··· EXERCISE INPUTS ···
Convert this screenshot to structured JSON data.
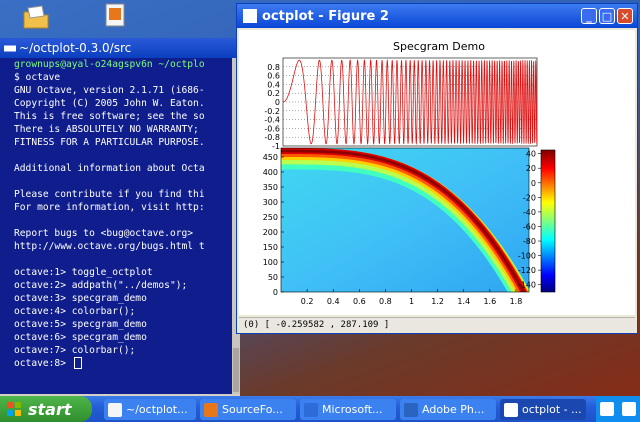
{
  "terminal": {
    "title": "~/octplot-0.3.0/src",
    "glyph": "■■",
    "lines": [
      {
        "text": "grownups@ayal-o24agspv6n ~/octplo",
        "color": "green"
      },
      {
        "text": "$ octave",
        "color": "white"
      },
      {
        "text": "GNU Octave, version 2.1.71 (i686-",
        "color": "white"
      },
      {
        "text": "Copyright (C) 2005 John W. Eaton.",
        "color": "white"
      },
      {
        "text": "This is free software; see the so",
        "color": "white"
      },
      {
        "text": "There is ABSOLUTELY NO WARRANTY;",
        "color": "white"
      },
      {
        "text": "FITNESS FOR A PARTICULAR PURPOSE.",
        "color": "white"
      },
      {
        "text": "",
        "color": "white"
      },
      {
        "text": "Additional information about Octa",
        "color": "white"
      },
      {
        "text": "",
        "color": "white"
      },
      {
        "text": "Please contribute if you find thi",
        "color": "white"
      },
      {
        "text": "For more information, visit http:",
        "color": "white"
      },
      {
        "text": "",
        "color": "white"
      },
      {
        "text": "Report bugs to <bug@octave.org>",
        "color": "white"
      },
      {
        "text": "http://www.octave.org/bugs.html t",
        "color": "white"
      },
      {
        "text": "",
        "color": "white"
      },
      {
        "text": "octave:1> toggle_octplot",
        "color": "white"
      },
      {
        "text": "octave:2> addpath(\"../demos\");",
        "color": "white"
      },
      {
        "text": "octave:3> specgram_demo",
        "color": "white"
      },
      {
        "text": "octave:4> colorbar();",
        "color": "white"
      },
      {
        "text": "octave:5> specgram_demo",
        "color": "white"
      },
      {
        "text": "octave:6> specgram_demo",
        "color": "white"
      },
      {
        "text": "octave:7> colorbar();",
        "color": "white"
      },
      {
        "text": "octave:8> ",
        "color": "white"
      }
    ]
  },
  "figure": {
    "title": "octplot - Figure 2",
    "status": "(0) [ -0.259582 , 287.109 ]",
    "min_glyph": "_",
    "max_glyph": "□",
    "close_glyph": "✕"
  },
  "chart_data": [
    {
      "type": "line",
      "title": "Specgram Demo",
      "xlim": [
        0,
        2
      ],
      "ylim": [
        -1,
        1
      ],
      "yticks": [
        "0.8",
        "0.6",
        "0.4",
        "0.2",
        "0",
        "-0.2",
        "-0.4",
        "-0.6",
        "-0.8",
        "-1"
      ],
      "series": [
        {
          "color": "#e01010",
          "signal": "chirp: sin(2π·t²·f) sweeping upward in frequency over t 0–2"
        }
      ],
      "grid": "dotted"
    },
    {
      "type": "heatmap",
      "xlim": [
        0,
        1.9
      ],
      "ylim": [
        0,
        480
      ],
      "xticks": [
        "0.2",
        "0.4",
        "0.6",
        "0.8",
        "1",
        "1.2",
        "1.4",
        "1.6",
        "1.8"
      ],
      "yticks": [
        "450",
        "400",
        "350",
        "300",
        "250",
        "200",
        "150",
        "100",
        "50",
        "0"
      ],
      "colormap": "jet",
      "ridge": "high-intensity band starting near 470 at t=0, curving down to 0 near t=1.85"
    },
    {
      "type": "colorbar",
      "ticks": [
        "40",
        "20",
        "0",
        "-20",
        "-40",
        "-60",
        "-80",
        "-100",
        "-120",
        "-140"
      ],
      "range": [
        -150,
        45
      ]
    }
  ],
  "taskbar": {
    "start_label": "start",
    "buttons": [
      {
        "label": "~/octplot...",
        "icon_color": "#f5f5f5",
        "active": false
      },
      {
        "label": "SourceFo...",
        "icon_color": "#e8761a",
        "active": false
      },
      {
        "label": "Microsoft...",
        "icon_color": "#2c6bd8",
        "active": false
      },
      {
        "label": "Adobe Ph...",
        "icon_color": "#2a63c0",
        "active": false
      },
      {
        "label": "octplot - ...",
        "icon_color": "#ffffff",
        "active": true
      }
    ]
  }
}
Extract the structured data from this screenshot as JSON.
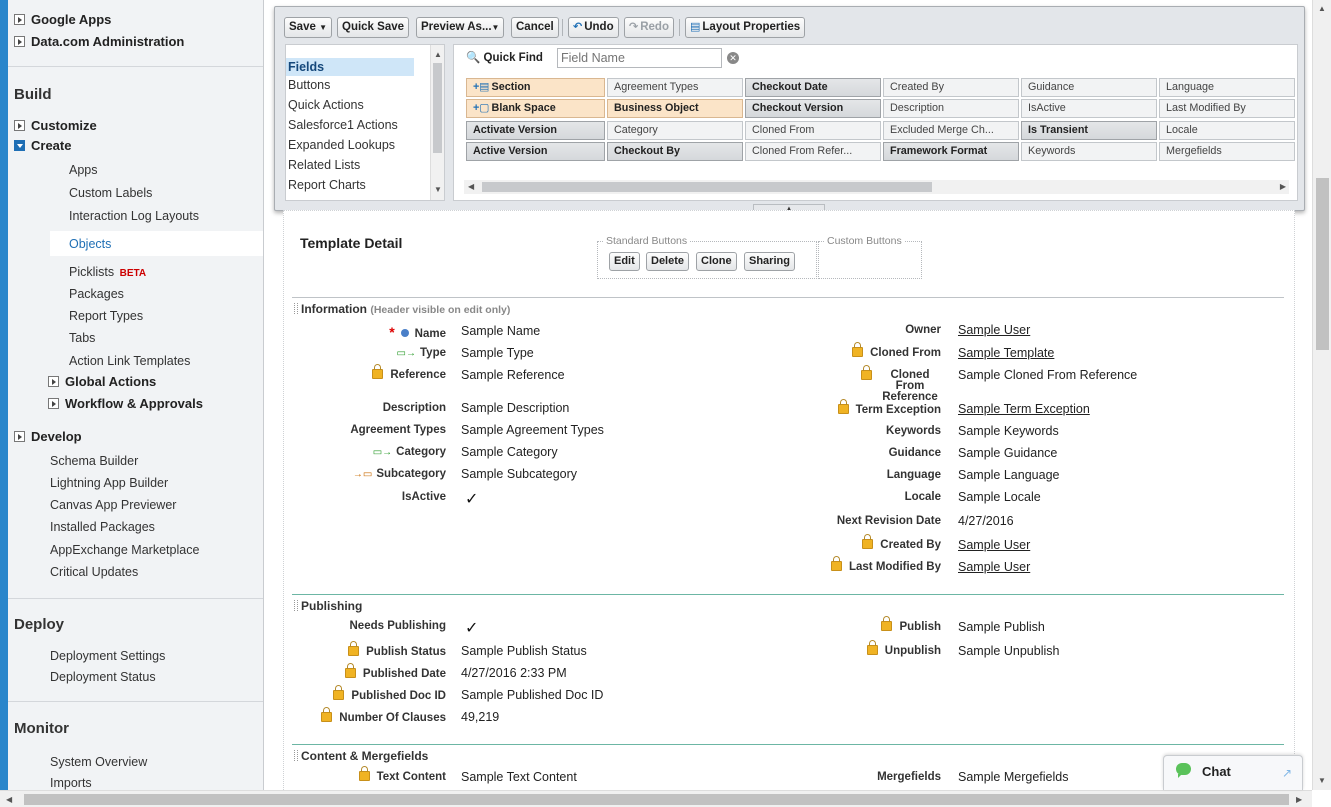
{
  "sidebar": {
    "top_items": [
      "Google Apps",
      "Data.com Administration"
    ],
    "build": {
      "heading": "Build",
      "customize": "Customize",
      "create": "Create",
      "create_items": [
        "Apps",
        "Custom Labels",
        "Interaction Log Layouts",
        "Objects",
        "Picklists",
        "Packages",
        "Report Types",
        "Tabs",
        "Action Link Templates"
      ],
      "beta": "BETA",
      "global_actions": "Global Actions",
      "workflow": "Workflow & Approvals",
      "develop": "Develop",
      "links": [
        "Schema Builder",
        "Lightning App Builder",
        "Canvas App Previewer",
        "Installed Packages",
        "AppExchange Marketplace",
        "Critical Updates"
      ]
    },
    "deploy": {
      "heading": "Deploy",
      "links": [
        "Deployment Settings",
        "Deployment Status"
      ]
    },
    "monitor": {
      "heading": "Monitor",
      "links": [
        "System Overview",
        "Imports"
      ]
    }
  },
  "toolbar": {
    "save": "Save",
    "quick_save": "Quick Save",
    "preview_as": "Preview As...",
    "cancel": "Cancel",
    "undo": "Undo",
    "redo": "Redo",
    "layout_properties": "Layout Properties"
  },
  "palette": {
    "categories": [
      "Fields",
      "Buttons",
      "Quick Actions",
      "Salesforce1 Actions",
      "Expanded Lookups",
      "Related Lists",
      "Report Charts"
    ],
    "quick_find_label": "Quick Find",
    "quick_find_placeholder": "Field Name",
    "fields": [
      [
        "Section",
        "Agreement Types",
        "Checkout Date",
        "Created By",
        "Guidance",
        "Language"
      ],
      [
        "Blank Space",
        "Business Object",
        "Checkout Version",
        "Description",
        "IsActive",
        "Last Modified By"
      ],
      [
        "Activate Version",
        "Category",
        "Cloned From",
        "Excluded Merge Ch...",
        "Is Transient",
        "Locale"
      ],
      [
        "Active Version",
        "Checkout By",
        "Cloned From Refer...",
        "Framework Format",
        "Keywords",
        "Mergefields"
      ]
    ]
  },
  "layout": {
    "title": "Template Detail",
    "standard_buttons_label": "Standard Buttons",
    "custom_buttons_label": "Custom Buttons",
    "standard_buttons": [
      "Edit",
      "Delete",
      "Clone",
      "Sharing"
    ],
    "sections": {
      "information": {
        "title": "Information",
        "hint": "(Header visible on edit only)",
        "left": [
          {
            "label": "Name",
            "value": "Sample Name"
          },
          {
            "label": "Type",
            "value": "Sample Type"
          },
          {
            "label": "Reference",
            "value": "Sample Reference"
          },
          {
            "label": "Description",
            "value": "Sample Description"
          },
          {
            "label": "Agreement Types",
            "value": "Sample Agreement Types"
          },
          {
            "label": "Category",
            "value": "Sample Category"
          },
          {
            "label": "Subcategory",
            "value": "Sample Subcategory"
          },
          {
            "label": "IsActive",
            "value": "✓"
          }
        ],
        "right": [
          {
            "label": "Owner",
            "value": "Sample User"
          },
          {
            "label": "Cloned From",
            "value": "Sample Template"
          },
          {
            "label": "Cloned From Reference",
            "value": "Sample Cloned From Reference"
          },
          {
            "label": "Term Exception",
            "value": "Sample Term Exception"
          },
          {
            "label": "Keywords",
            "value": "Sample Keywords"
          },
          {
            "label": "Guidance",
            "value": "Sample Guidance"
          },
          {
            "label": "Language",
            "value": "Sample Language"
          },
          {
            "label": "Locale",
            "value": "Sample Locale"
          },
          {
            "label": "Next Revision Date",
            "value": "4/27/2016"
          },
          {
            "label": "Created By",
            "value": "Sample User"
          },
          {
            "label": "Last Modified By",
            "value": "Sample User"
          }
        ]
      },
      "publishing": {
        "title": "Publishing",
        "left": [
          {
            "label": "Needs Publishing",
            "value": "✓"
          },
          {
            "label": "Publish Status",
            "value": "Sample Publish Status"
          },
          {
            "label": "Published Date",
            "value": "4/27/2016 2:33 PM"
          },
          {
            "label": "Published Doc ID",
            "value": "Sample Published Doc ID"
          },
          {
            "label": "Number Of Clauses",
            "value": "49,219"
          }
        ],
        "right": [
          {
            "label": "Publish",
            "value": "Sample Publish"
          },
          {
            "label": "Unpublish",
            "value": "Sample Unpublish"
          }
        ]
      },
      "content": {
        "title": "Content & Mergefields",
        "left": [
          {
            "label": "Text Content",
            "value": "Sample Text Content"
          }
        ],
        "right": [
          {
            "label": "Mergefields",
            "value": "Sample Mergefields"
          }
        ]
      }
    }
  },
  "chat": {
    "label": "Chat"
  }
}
···
**PROBLEM STATEMENT**
Wherever the word "heading" occurs in a line of the listing, copy that line.

**WRITTEN ANSWER**
      "heading": "Build",
      "heading": "Deploy",
      "heading": "Monitor",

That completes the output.